## WHAT THIS TASK INVOLVES
Quote every entry word for word.
--------------------------------------------------
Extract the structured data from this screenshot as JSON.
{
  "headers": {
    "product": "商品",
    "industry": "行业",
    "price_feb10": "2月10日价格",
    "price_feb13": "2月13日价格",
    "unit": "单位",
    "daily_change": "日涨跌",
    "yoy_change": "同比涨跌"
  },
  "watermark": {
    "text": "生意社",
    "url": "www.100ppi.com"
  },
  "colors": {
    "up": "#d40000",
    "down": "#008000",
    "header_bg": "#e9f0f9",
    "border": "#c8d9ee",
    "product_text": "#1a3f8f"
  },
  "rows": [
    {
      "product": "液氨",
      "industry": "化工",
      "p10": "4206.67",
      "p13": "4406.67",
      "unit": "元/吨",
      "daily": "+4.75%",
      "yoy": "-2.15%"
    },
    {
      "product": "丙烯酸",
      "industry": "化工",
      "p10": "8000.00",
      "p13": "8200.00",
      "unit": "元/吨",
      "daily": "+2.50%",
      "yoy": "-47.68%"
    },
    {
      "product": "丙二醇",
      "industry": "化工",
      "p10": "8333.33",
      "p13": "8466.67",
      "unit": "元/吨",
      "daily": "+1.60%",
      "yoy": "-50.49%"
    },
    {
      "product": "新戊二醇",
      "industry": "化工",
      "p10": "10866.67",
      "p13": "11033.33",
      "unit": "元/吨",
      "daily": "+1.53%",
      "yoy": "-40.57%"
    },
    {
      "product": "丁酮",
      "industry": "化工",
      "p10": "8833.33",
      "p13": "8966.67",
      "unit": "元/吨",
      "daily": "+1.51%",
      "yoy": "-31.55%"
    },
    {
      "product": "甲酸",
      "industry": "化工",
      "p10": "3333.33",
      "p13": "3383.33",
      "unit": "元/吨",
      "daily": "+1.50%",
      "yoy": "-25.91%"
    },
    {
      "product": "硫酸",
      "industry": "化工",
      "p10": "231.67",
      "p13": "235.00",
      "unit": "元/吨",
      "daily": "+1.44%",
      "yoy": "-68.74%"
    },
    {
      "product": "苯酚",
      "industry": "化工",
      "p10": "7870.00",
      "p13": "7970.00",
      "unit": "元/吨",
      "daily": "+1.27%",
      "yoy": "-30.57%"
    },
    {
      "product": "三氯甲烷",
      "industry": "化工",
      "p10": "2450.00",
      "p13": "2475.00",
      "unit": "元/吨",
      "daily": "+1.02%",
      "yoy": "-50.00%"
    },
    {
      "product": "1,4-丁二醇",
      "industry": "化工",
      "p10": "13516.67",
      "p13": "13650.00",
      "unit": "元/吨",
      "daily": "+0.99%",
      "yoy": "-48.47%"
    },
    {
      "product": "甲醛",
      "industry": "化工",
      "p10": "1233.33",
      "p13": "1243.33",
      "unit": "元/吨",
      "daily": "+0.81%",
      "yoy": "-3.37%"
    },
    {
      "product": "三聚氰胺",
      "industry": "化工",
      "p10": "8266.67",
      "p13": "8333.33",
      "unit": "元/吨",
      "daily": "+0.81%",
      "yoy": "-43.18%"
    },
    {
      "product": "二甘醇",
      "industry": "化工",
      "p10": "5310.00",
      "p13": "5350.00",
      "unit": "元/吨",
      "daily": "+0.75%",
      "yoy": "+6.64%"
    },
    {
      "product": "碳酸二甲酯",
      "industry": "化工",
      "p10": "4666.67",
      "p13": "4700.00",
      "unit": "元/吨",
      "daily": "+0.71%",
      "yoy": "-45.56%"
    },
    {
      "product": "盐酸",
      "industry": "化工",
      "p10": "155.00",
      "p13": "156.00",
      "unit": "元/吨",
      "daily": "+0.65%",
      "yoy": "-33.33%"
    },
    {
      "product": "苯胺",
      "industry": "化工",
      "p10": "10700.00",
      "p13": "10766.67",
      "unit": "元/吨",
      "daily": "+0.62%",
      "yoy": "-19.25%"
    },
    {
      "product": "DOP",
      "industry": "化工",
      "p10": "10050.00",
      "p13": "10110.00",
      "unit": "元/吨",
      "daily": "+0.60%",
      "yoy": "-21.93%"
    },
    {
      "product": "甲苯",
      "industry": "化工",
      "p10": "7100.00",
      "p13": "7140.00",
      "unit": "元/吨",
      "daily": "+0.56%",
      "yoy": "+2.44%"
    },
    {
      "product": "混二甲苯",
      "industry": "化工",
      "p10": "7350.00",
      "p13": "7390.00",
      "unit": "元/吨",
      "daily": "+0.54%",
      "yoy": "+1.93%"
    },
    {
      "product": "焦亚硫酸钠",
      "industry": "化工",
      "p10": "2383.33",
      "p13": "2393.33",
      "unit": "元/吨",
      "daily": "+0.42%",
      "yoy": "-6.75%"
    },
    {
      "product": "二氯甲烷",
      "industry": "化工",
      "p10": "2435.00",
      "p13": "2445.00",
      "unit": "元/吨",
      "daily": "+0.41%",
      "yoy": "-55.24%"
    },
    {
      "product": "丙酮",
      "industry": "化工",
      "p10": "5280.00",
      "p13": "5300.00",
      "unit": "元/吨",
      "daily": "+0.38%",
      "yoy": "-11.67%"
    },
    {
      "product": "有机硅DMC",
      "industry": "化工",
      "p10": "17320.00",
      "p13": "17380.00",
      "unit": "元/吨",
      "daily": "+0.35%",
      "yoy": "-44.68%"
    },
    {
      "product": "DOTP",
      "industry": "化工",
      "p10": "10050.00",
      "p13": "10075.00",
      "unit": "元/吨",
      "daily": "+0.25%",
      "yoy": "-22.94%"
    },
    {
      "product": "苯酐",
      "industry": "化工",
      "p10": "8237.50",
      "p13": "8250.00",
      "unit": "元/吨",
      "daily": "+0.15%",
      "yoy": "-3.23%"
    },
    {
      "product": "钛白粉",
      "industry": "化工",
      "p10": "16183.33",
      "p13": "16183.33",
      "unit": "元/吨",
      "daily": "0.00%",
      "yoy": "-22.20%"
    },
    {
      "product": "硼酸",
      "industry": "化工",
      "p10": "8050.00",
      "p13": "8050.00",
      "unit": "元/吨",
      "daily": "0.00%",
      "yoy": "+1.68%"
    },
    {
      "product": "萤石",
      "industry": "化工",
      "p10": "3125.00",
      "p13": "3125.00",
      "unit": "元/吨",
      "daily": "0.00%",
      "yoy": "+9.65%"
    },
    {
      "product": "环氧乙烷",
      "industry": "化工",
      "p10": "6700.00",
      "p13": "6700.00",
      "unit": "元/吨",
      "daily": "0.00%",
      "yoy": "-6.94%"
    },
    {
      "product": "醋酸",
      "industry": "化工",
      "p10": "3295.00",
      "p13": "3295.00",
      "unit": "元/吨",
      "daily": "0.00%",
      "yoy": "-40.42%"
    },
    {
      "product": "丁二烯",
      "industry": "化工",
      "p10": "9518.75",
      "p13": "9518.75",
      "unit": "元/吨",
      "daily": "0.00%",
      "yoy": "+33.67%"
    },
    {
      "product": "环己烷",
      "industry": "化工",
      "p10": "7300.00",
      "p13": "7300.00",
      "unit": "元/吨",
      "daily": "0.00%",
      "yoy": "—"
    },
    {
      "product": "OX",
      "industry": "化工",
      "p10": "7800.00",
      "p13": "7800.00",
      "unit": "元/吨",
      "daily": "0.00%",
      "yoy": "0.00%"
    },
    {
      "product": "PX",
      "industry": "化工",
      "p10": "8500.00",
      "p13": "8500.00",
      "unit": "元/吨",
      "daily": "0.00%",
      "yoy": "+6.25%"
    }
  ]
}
--------------------------------------------------
## ANSWER TO THIS EXERCISE
Extract the structured data from this screenshot as JSON.
{
  "headers": {
    "product": "商品",
    "industry": "行业",
    "price_feb10": "2月10日价格",
    "price_feb13": "2月13日价格",
    "unit": "单位",
    "daily_change": "日涨跌",
    "yoy_change": "同比涨跌"
  },
  "watermark": {
    "text": "生意社",
    "url": "www.100ppi.com"
  },
  "colors": {
    "up": "#d40000",
    "down": "#008000",
    "header_bg": "#e9f0f9",
    "border": "#c8d9ee",
    "product_text": "#1a3f8f"
  },
  "rows": [
    {
      "product": "液氨",
      "industry": "化工",
      "p10": "4206.67",
      "p13": "4406.67",
      "unit": "元/吨",
      "daily": "+4.75%",
      "yoy": "-2.15%"
    },
    {
      "product": "丙烯酸",
      "industry": "化工",
      "p10": "8000.00",
      "p13": "8200.00",
      "unit": "元/吨",
      "daily": "+2.50%",
      "yoy": "-47.68%"
    },
    {
      "product": "丙二醇",
      "industry": "化工",
      "p10": "8333.33",
      "p13": "8466.67",
      "unit": "元/吨",
      "daily": "+1.60%",
      "yoy": "-50.49%"
    },
    {
      "product": "新戊二醇",
      "industry": "化工",
      "p10": "10866.67",
      "p13": "11033.33",
      "unit": "元/吨",
      "daily": "+1.53%",
      "yoy": "-40.57%"
    },
    {
      "product": "丁酮",
      "industry": "化工",
      "p10": "8833.33",
      "p13": "8966.67",
      "unit": "元/吨",
      "daily": "+1.51%",
      "yoy": "-31.55%"
    },
    {
      "product": "甲酸",
      "industry": "化工",
      "p10": "3333.33",
      "p13": "3383.33",
      "unit": "元/吨",
      "daily": "+1.50%",
      "yoy": "-25.91%"
    },
    {
      "product": "硫酸",
      "industry": "化工",
      "p10": "231.67",
      "p13": "235.00",
      "unit": "元/吨",
      "daily": "+1.44%",
      "yoy": "-68.74%"
    },
    {
      "product": "苯酚",
      "industry": "化工",
      "p10": "7870.00",
      "p13": "7970.00",
      "unit": "元/吨",
      "daily": "+1.27%",
      "yoy": "-30.57%"
    },
    {
      "product": "三氯甲烷",
      "industry": "化工",
      "p10": "2450.00",
      "p13": "2475.00",
      "unit": "元/吨",
      "daily": "+1.02%",
      "yoy": "-50.00%"
    },
    {
      "product": "1,4-丁二醇",
      "industry": "化工",
      "p10": "13516.67",
      "p13": "13650.00",
      "unit": "元/吨",
      "daily": "+0.99%",
      "yoy": "-48.47%"
    },
    {
      "product": "甲醛",
      "industry": "化工",
      "p10": "1233.33",
      "p13": "1243.33",
      "unit": "元/吨",
      "daily": "+0.81%",
      "yoy": "-3.37%"
    },
    {
      "product": "三聚氰胺",
      "industry": "化工",
      "p10": "8266.67",
      "p13": "8333.33",
      "unit": "元/吨",
      "daily": "+0.81%",
      "yoy": "-43.18%"
    },
    {
      "product": "二甘醇",
      "industry": "化工",
      "p10": "5310.00",
      "p13": "5350.00",
      "unit": "元/吨",
      "daily": "+0.75%",
      "yoy": "+6.64%"
    },
    {
      "product": "碳酸二甲酯",
      "industry": "化工",
      "p10": "4666.67",
      "p13": "4700.00",
      "unit": "元/吨",
      "daily": "+0.71%",
      "yoy": "-45.56%"
    },
    {
      "product": "盐酸",
      "industry": "化工",
      "p10": "155.00",
      "p13": "156.00",
      "unit": "元/吨",
      "daily": "+0.65%",
      "yoy": "-33.33%"
    },
    {
      "product": "苯胺",
      "industry": "化工",
      "p10": "10700.00",
      "p13": "10766.67",
      "unit": "元/吨",
      "daily": "+0.62%",
      "yoy": "-19.25%"
    },
    {
      "product": "DOP",
      "industry": "化工",
      "p10": "10050.00",
      "p13": "10110.00",
      "unit": "元/吨",
      "daily": "+0.60%",
      "yoy": "-21.93%"
    },
    {
      "product": "甲苯",
      "industry": "化工",
      "p10": "7100.00",
      "p13": "7140.00",
      "unit": "元/吨",
      "daily": "+0.56%",
      "yoy": "+2.44%"
    },
    {
      "product": "混二甲苯",
      "industry": "化工",
      "p10": "7350.00",
      "p13": "7390.00",
      "unit": "元/吨",
      "daily": "+0.54%",
      "yoy": "+1.93%"
    },
    {
      "product": "焦亚硫酸钠",
      "industry": "化工",
      "p10": "2383.33",
      "p13": "2393.33",
      "unit": "元/吨",
      "daily": "+0.42%",
      "yoy": "-6.75%"
    },
    {
      "product": "二氯甲烷",
      "industry": "化工",
      "p10": "2435.00",
      "p13": "2445.00",
      "unit": "元/吨",
      "daily": "+0.41%",
      "yoy": "-55.24%"
    },
    {
      "product": "丙酮",
      "industry": "化工",
      "p10": "5280.00",
      "p13": "5300.00",
      "unit": "元/吨",
      "daily": "+0.38%",
      "yoy": "-11.67%"
    },
    {
      "product": "有机硅DMC",
      "industry": "化工",
      "p10": "17320.00",
      "p13": "17380.00",
      "unit": "元/吨",
      "daily": "+0.35%",
      "yoy": "-44.68%"
    },
    {
      "product": "DOTP",
      "industry": "化工",
      "p10": "10050.00",
      "p13": "10075.00",
      "unit": "元/吨",
      "daily": "+0.25%",
      "yoy": "-22.94%"
    },
    {
      "product": "苯酐",
      "industry": "化工",
      "p10": "8237.50",
      "p13": "8250.00",
      "unit": "元/吨",
      "daily": "+0.15%",
      "yoy": "-3.23%"
    },
    {
      "product": "钛白粉",
      "industry": "化工",
      "p10": "16183.33",
      "p13": "16183.33",
      "unit": "元/吨",
      "daily": "0.00%",
      "yoy": "-22.20%"
    },
    {
      "product": "硼酸",
      "industry": "化工",
      "p10": "8050.00",
      "p13": "8050.00",
      "unit": "元/吨",
      "daily": "0.00%",
      "yoy": "+1.68%"
    },
    {
      "product": "萤石",
      "industry": "化工",
      "p10": "3125.00",
      "p13": "3125.00",
      "unit": "元/吨",
      "daily": "0.00%",
      "yoy": "+9.65%"
    },
    {
      "product": "环氧乙烷",
      "industry": "化工",
      "p10": "6700.00",
      "p13": "6700.00",
      "unit": "元/吨",
      "daily": "0.00%",
      "yoy": "-6.94%"
    },
    {
      "product": "醋酸",
      "industry": "化工",
      "p10": "3295.00",
      "p13": "3295.00",
      "unit": "元/吨",
      "daily": "0.00%",
      "yoy": "-40.42%"
    },
    {
      "product": "丁二烯",
      "industry": "化工",
      "p10": "9518.75",
      "p13": "9518.75",
      "unit": "元/吨",
      "daily": "0.00%",
      "yoy": "+33.67%"
    },
    {
      "product": "环己烷",
      "industry": "化工",
      "p10": "7300.00",
      "p13": "7300.00",
      "unit": "元/吨",
      "daily": "0.00%",
      "yoy": "—"
    },
    {
      "product": "OX",
      "industry": "化工",
      "p10": "7800.00",
      "p13": "7800.00",
      "unit": "元/吨",
      "daily": "0.00%",
      "yoy": "0.00%"
    },
    {
      "product": "PX",
      "industry": "化工",
      "p10": "8500.00",
      "p13": "8500.00",
      "unit": "元/吨",
      "daily": "0.00%",
      "yoy": "+6.25%"
    }
  ]
}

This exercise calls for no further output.